**Information provided:**
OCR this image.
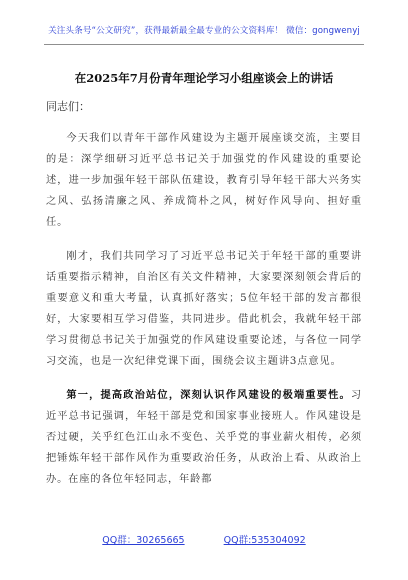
关注头条号“公文研究”，获得最新最全最专业的公文资料库！ 微信：gongwenyj
在2025年7月份青年理论学习小组座谈会上的讲话
同志们：

今天我们以青年干部作风建设为主题开展座谈交流，主要目的是：深学细研习近平总书记关于加强党的作风建设的重要论述，进一步加强年轻干部队伍建设，教育引导年轻干部大兴务实之风、弘扬清廉之风、养成简朴之风，树好作风导向、担好重任。

刚才，我们共同学习了习近平总书记关于年轻干部的重要讲话重要指示精神，自治区有关文件精神，大家要深刻领会背后的重要意义和重大考量，认真抓好落实；5位年轻干部的发言都很好，大家要相互学习借鉴，共同进步。借此机会，我就年轻干部学习贯彻总书记关于加强党的作风建设重要论述，与各位一同学习交流，也是一次纪律党课下面，围绕会议主题讲3点意见。

第一，提高政治站位，深刻认识作风建设的极端重要性。习近平总书记强调，年轻干部是党和国家事业接班人。作风建设是否过硬，关乎红色江山永不变色、关乎党的事业薪火相传，必须把锤炼年轻干部作风作为重要政治任务，从政治上看、从政治上办。在座的各位年轻同志，年龄都

QQ群：30265665	QQ群:535304092
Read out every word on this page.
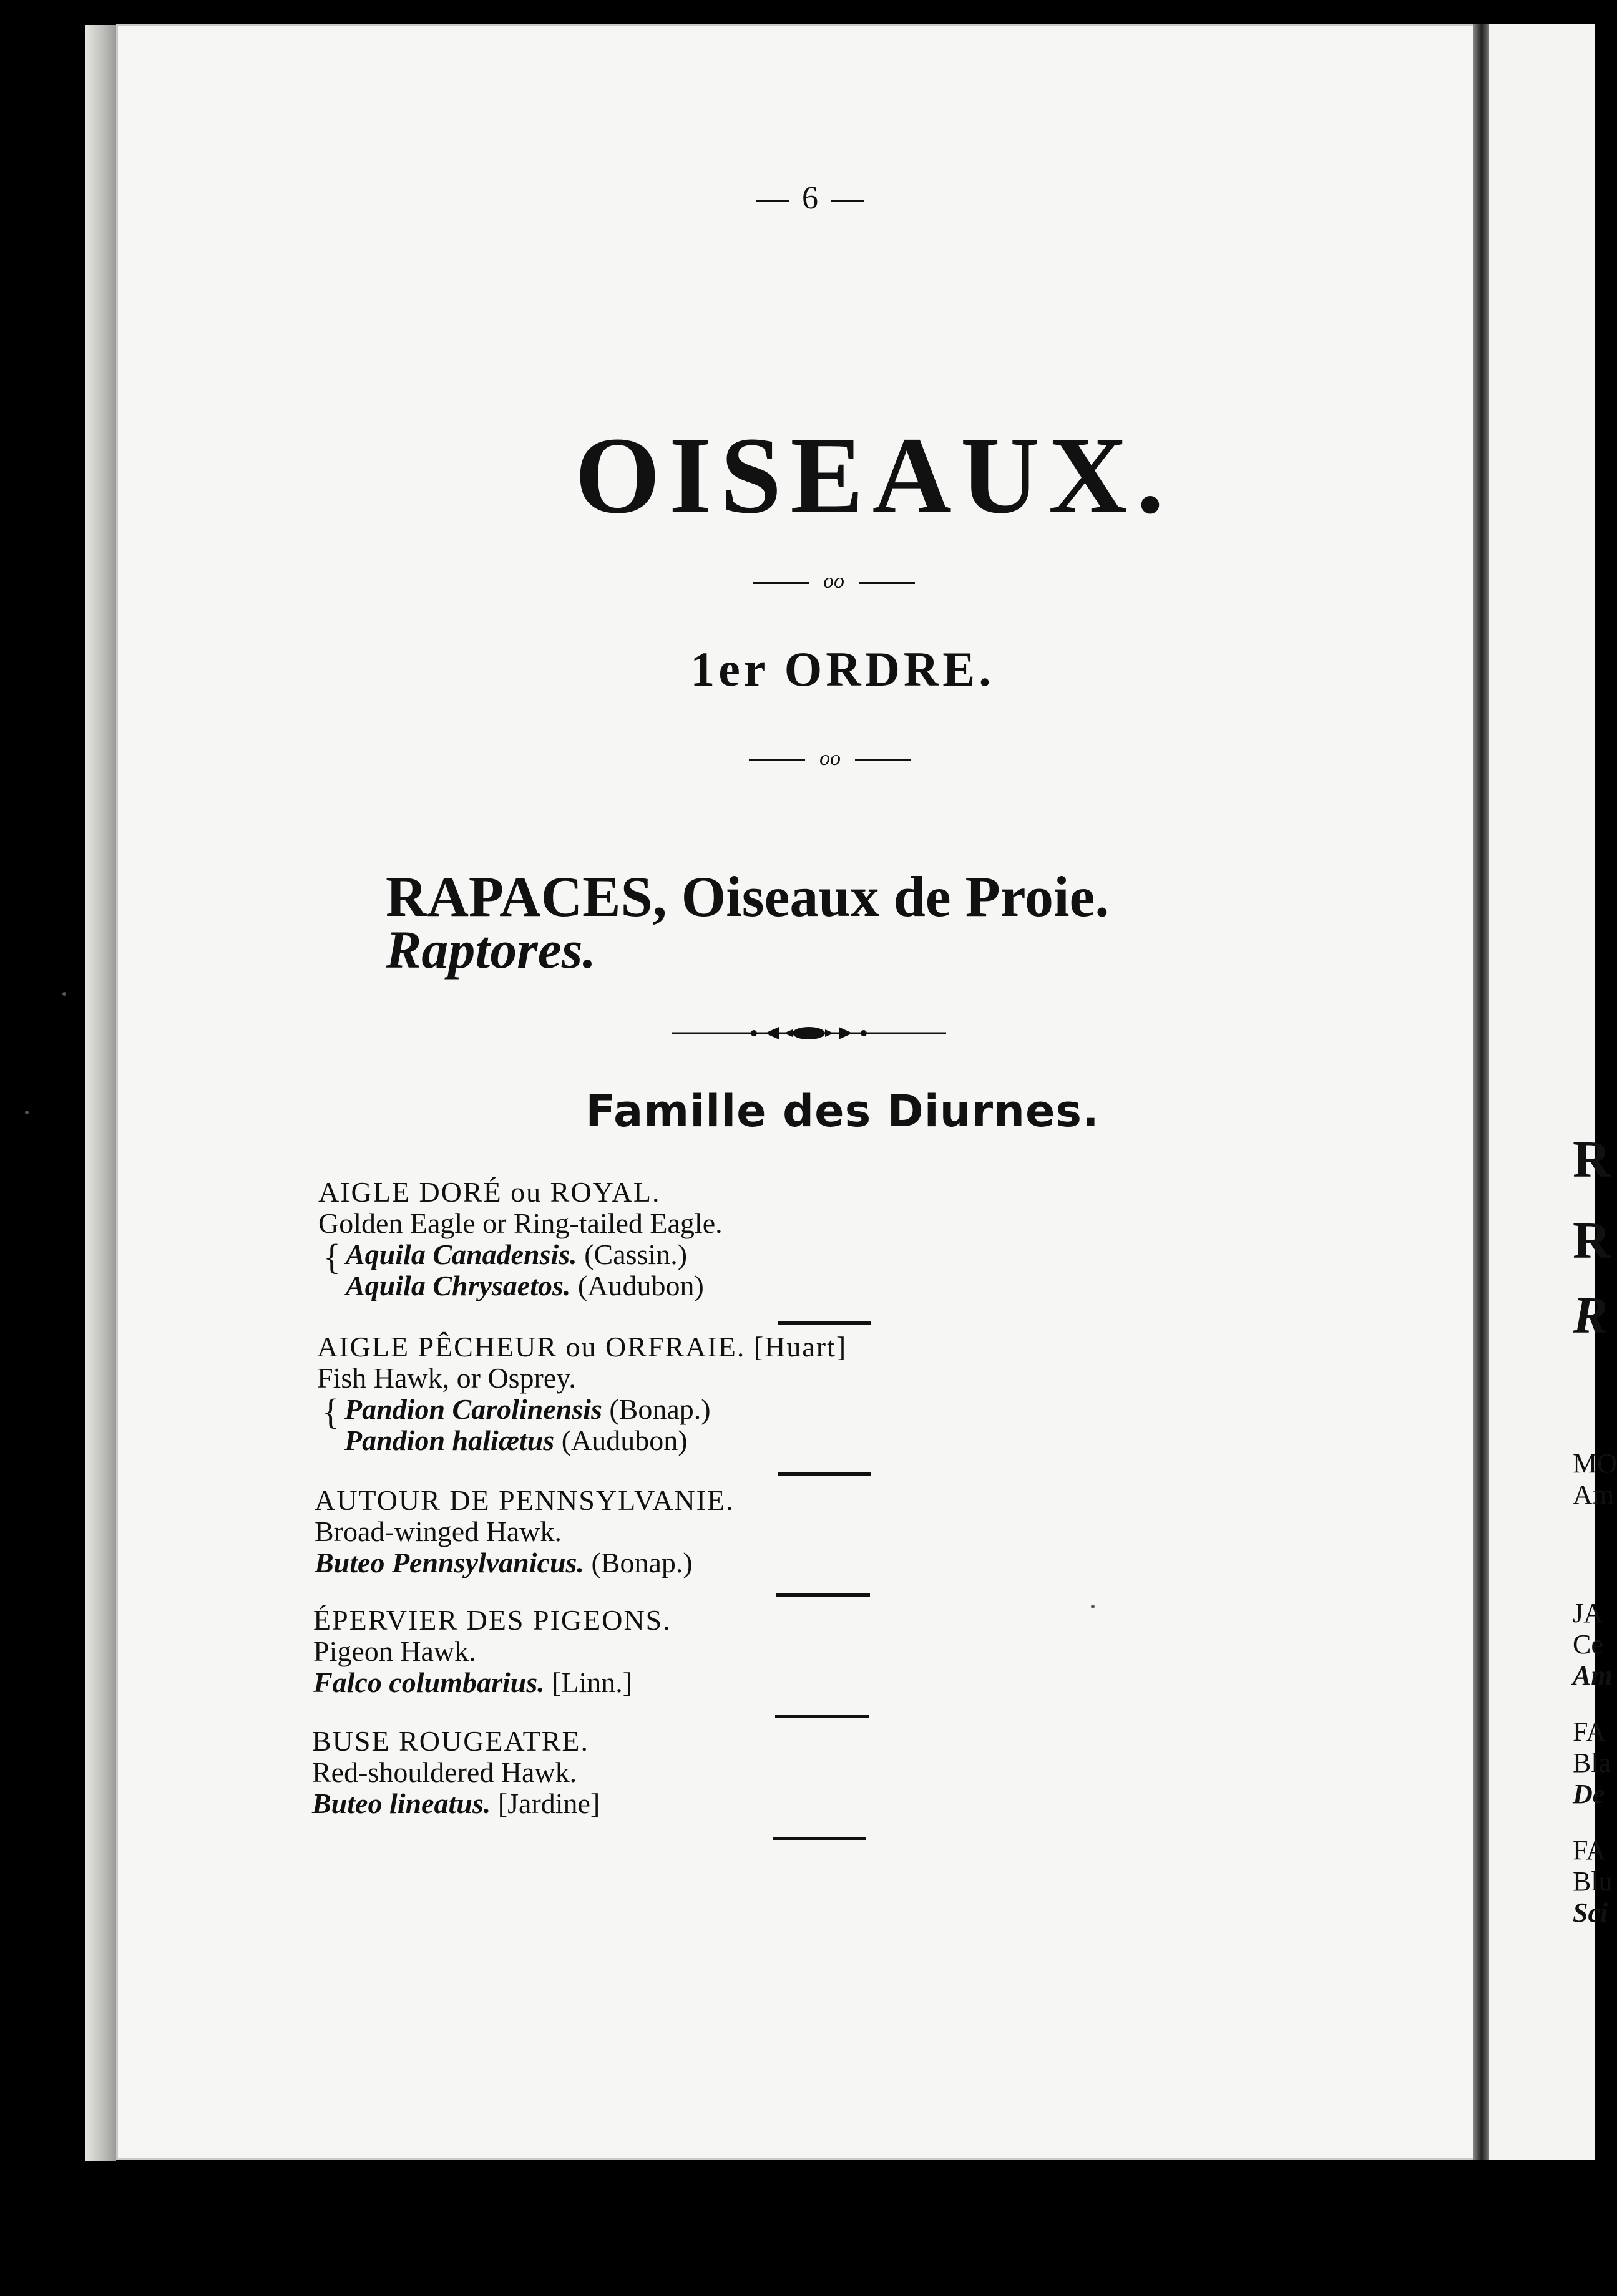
— 6 —
OISEAUX.
oo
1er ORDRE.
oo
RAPACES, Oiseaux de Proie.
Raptores.
Famille des Diurnes.
AIGLE DORÉ ou ROYAL.
Golden Eagle or Ring-tailed Eagle.
{ Aquila Canadensis. (Cassin.)
Aquila Chrysaetos. (Audubon)
AIGLE PÊCHEUR ou ORFRAIE. [Huart]
Fish Hawk, or Osprey.
{ Pandion Carolinensis (Bonap.)
Pandion haliætus (Audubon)
AUTOUR DE PENNSYLVANIE.
Broad-winged Hawk.
Buteo Pennsylvanicus. (Bonap.)
ÉPERVIER DES PIGEONS.
Pigeon Hawk.
Falco columbarius. [Linn.]
BUSE ROUGEATRE.
Red-shouldered Hawk.
Buteo lineatus. [Jardine]
R
R
R
MO
Am
JA
Ce
Am
FA
Bla
De
FA
Blu
Sci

**Aim:** Copy, exactly and exclusively, the lines beginning with the one that contains "Read out every word on this page." and ending with the last line of the listing; pictures are to be omitted.

**Completed exercise:**
Read out every word on this page.
— 6 —
OISEAUX.
oo
1er ORDRE.
oo
RAPACES, Oiseaux de Proie.
Raptores.
Famille des Diurnes.
AIGLE DORÉ ou ROYAL.
Golden Eagle or Ring-tailed Eagle.
{ Aquila Canadensis. (Cassin.)
Aquila Chrysaetos. (Audubon)
AIGLE PÊCHEUR ou ORFRAIE. [Huart]
Fish Hawk, or Osprey.
{ Pandion Carolinensis (Bonap.)
Pandion haliætus (Audubon)
AUTOUR DE PENNSYLVANIE.
Broad-winged Hawk.
Buteo Pennsylvanicus. (Bonap.)
ÉPERVIER DES PIGEONS.
Pigeon Hawk.
Falco columbarius. [Linn.]
BUSE ROUGEATRE.
Red-shouldered Hawk.
Buteo lineatus. [Jardine]
R
R
R
MO
Am
JA
Ce
Am
FA
Bla
De
FA
Blu
Sci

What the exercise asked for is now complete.